=== What this task involves ===
Output each entry that follows exactly. Images stay out.

=== Dataset records ===
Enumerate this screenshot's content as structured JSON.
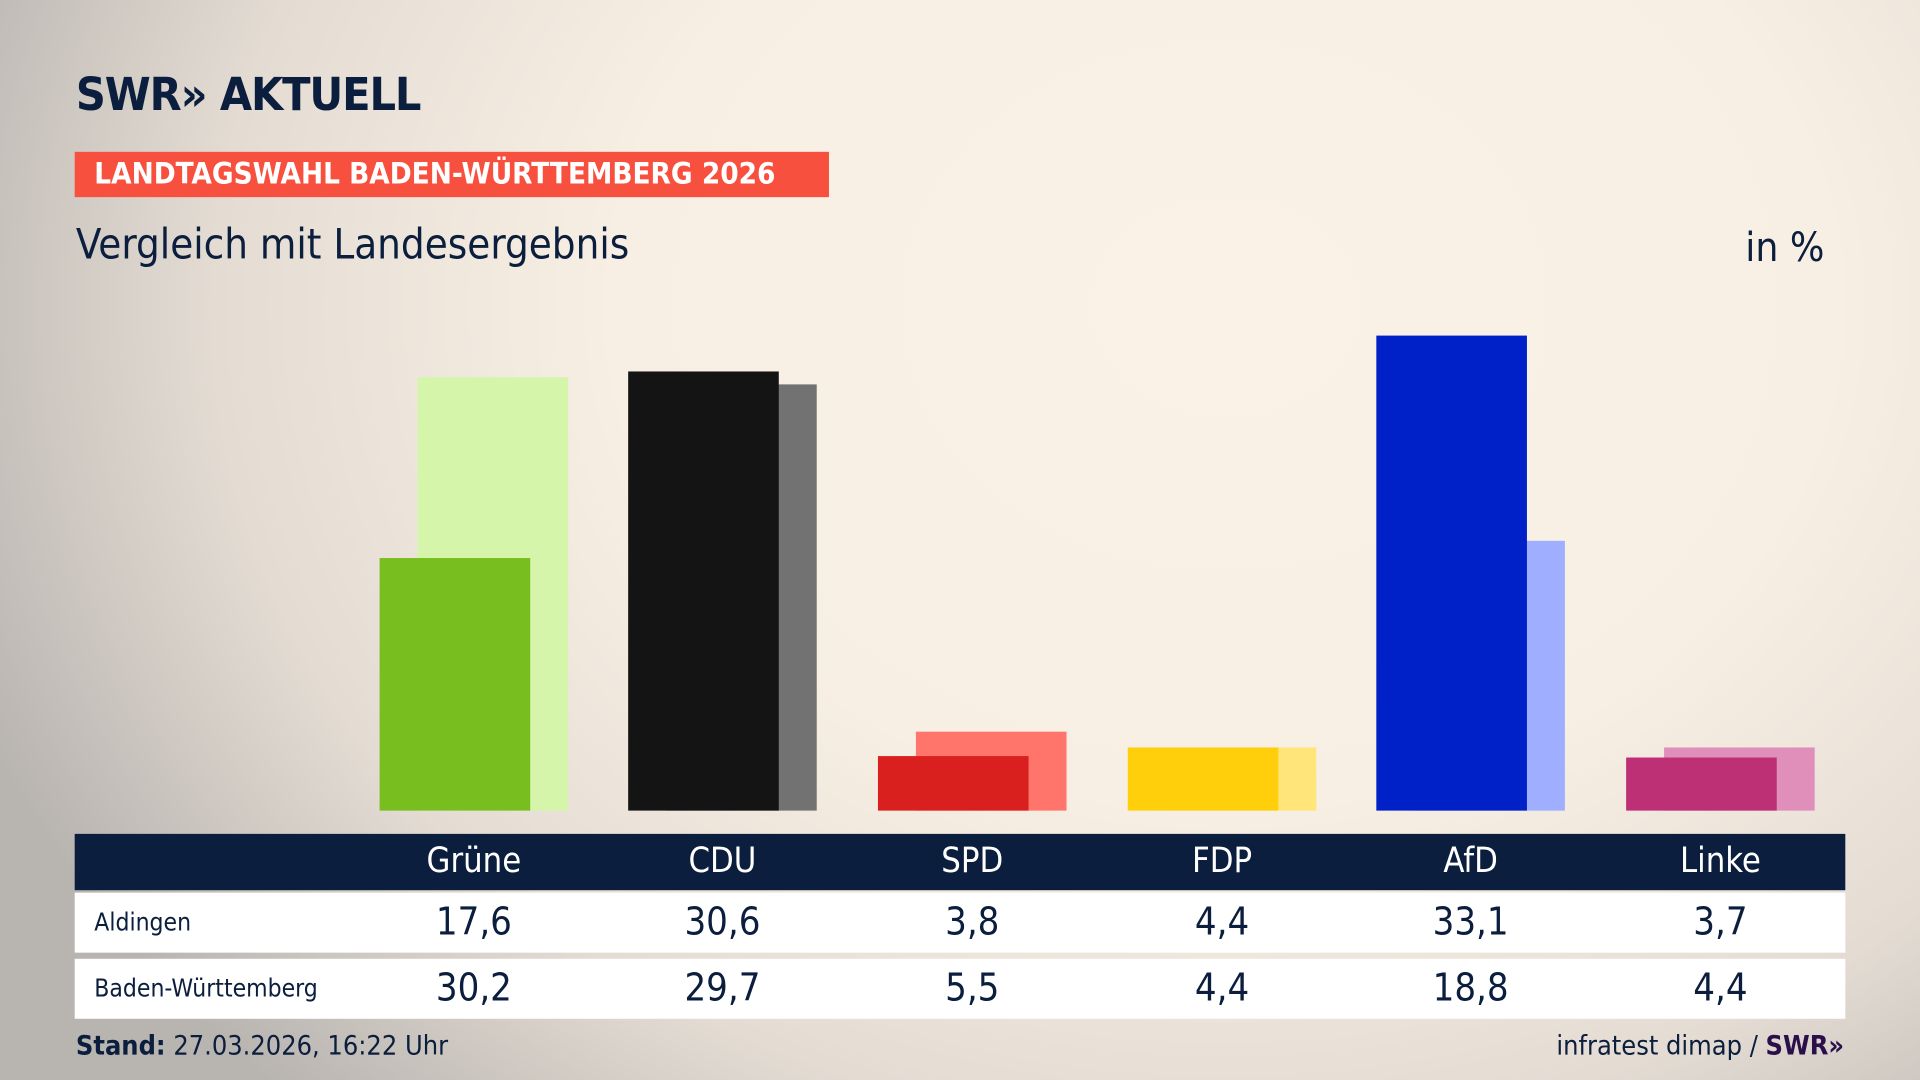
{
  "header": {
    "logo": "SWR» AKTUELL",
    "kicker": "LANDTAGSWAHL BADEN-WÜRTTEMBERG 2026",
    "subtitle": "Vergleich mit Landesergebnis",
    "unit": "in %"
  },
  "chart_data": {
    "type": "bar",
    "categories": [
      "Grüne",
      "CDU",
      "SPD",
      "FDP",
      "AfD",
      "Linke"
    ],
    "series": [
      {
        "name": "Aldingen",
        "values": [
          17.6,
          30.6,
          3.8,
          4.4,
          33.1,
          3.7
        ],
        "colors": [
          "#78be1e",
          "#141414",
          "#da1f1f",
          "#ffcf0b",
          "#0021c8",
          "#be3075"
        ]
      },
      {
        "name": "Baden-Württemberg",
        "values": [
          30.2,
          29.7,
          5.5,
          4.4,
          18.8,
          4.4
        ],
        "colors": [
          "#d5f5aa",
          "#737272",
          "#ff756b",
          "#ffe57a",
          "#9faeff",
          "#df8fba"
        ]
      }
    ],
    "ylim": [
      0,
      33.1
    ],
    "grid": false
  },
  "table": {
    "header_bg": "#0b1e3d"
  },
  "footer": {
    "stand_label": "Stand:",
    "stand_value": " 27.03.2026, 16:22 Uhr",
    "source": "infratest dimap / ",
    "source_logo": "SWR»"
  }
}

=== Exercise answer ===
Enumerate this screenshot's content as structured JSON.
{
  "header": {
    "logo": "SWR» AKTUELL",
    "kicker": "LANDTAGSWAHL BADEN-WÜRTTEMBERG 2026",
    "subtitle": "Vergleich mit Landesergebnis",
    "unit": "in %"
  },
  "chart_data": {
    "type": "bar",
    "categories": [
      "Grüne",
      "CDU",
      "SPD",
      "FDP",
      "AfD",
      "Linke"
    ],
    "series": [
      {
        "name": "Aldingen",
        "values": [
          17.6,
          30.6,
          3.8,
          4.4,
          33.1,
          3.7
        ],
        "colors": [
          "#78be1e",
          "#141414",
          "#da1f1f",
          "#ffcf0b",
          "#0021c8",
          "#be3075"
        ]
      },
      {
        "name": "Baden-Württemberg",
        "values": [
          30.2,
          29.7,
          5.5,
          4.4,
          18.8,
          4.4
        ],
        "colors": [
          "#d5f5aa",
          "#737272",
          "#ff756b",
          "#ffe57a",
          "#9faeff",
          "#df8fba"
        ]
      }
    ],
    "ylim": [
      0,
      33.1
    ],
    "grid": false
  },
  "table": {
    "header_bg": "#0b1e3d"
  },
  "footer": {
    "stand_label": "Stand:",
    "stand_value": " 27.03.2026, 16:22 Uhr",
    "source": "infratest dimap / ",
    "source_logo": "SWR»"
  }
}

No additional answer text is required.